*Given data:*
┌────────

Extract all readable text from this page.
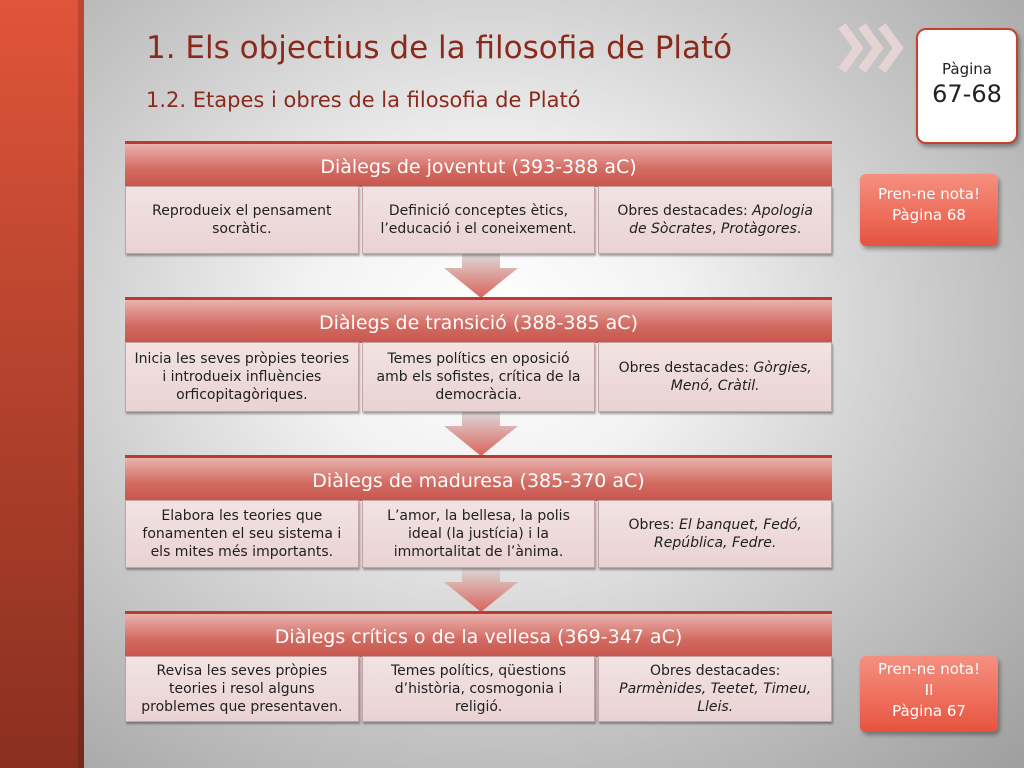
1. Els objectius de la filosofia de Plató
1.2. Etapes i obres de la filosofia de Plató
Pàgina
67-68
Pren-ne nota!
Pàgina 68
Pren-ne nota!
II
Pàgina 67
Diàlegs de joventut (393-388 aC)
Reprodueix el pensament socràtic.
Definició conceptes ètics, l’educació i el coneixement.
Obres destacades: Apologia de Sòcrates, Protàgores.
Diàlegs de transició (388-385 aC)
Inicia les seves pròpies teories i introdueix influències orficopitagòriques.
Temes polítics en oposició amb els sofistes, crítica de la democràcia.
Obres destacades: Gòrgies, Menó, Cràtil.
Diàlegs de maduresa (385-370 aC)
Elabora les teories que fonamenten el seu sistema i els mites més importants.
L’amor, la bellesa, la polis ideal (la justícia) i la immortalitat de l’ànima.
Obres: El banquet, Fedó, República, Fedre.
Diàlegs crítics o de la vellesa (369-347 aC)
Revisa les seves pròpies teories i resol alguns problemes que presentaven.
Temes polítics, qüestions d’història, cosmogonia i religió.
Obres destacades: Parmènides, Teetet, Timeu, Lleis.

└────────

*Exercise aim:* Return each line of the data, keeping its wording exact and omitting pictures.

*Task solution:*
Extract all readable text from this page.
1. Els objectius de la filosofia de Plató
1.2. Etapes i obres de la filosofia de Plató
Pàgina
67-68
Pren-ne nota!
Pàgina 68
Pren-ne nota!
II
Pàgina 67
Diàlegs de joventut (393-388 aC)
Reprodueix el pensament socràtic.
Definició conceptes ètics, l’educació i el coneixement.
Obres destacades: Apologia de Sòcrates, Protàgores.
Diàlegs de transició (388-385 aC)
Inicia les seves pròpies teories i introdueix influències orficopitagòriques.
Temes polítics en oposició amb els sofistes, crítica de la democràcia.
Obres destacades: Gòrgies, Menó, Cràtil.
Diàlegs de maduresa (385-370 aC)
Elabora les teories que fonamenten el seu sistema i els mites més importants.
L’amor, la bellesa, la polis ideal (la justícia) i la immortalitat de l’ànima.
Obres: El banquet, Fedó, República, Fedre.
Diàlegs crítics o de la vellesa (369-347 aC)
Revisa les seves pròpies teories i resol alguns problemes que presentaven.
Temes polítics, qüestions d’història, cosmogonia i religió.
Obres destacades: Parmènides, Teetet, Timeu, Lleis.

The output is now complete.